(THE TASK):
Copy every record below exactly as written, but leave out the pictures.

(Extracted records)
start

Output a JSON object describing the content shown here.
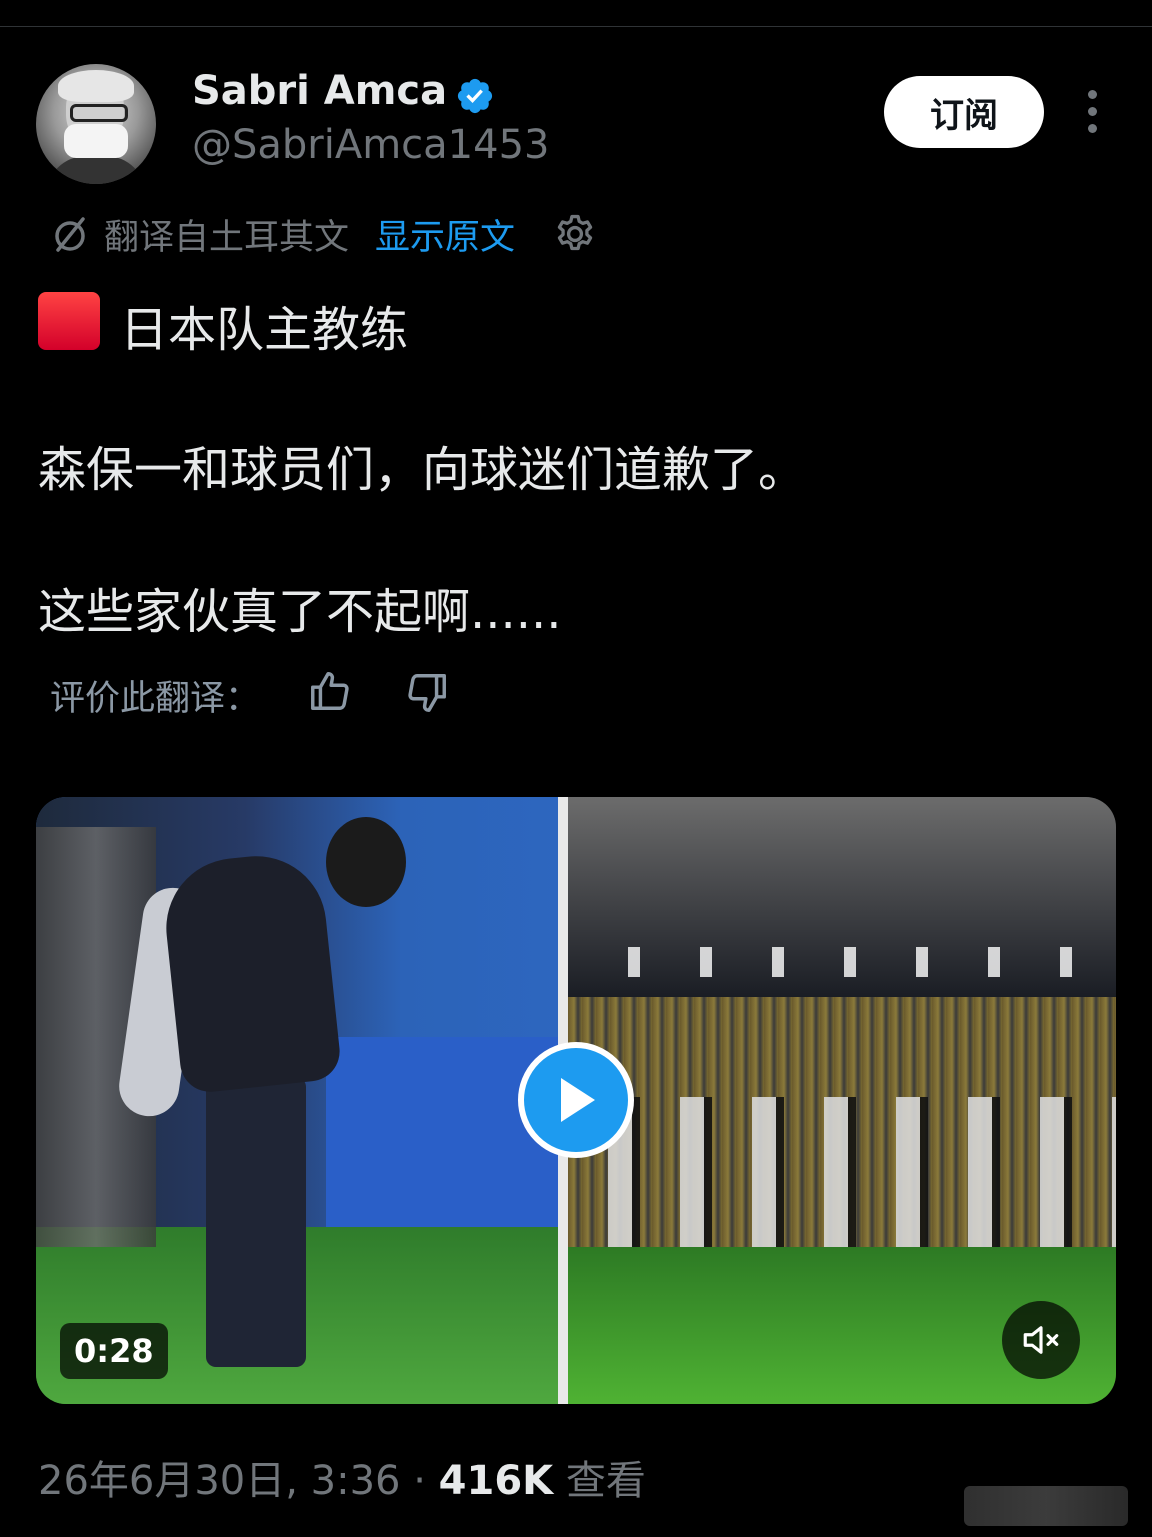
{
  "user": {
    "name": "Sabri Amca",
    "handle": "@SabriAmca1453",
    "verified": true
  },
  "header": {
    "subscribe_label": "订阅",
    "more_icon": "more-vertical-icon"
  },
  "translation": {
    "label": "翻译自土耳其文",
    "show_original": "显示原文"
  },
  "tweet": {
    "line1": "日本队主教练",
    "line2": "森保一和球员们，向球迷们道歉了。",
    "line3": "这些家伙真了不起啊......"
  },
  "rating": {
    "label": "评价此翻译："
  },
  "media": {
    "duration": "0:28"
  },
  "meta": {
    "date": "26年6月30日, 3:36 · ",
    "views": "416K",
    "views_suffix": " 查看"
  },
  "colors": {
    "background": "#000000",
    "accent": "#1d9bf0",
    "secondary_text": "#71767b",
    "primary_text": "#e7e9ea"
  }
}
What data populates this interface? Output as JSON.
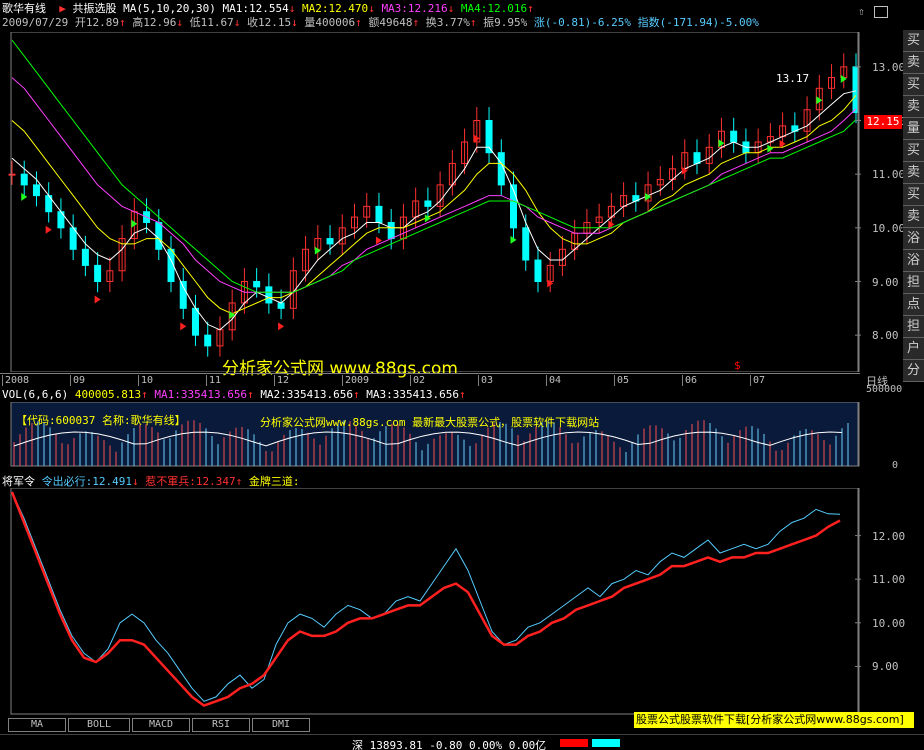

end

(TASK RESPONSE):
Output a JSON object describing the content shown here.
{
  "user": {
    "name": "Sabri Amca",
    "handle": "@SabriAmca1453",
    "verified": true
  },
  "header": {
    "subscribe_label": "订阅",
    "more_icon": "more-vertical-icon"
  },
  "translation": {
    "label": "翻译自土耳其文",
    "show_original": "显示原文"
  },
  "tweet": {
    "line1": "日本队主教练",
    "line2": "森保一和球员们，向球迷们道歉了。",
    "line3": "这些家伙真了不起啊......"
  },
  "rating": {
    "label": "评价此翻译："
  },
  "media": {
    "duration": "0:28"
  },
  "meta": {
    "date": "26年6月30日, 3:36 · ",
    "views": "416K",
    "views_suffix": " 查看"
  },
  "colors": {
    "background": "#000000",
    "accent": "#1d9bf0",
    "secondary_text": "#71767b",
    "primary_text": "#e7e9ea"
  }
}
What data populates this interface? Output as JSON.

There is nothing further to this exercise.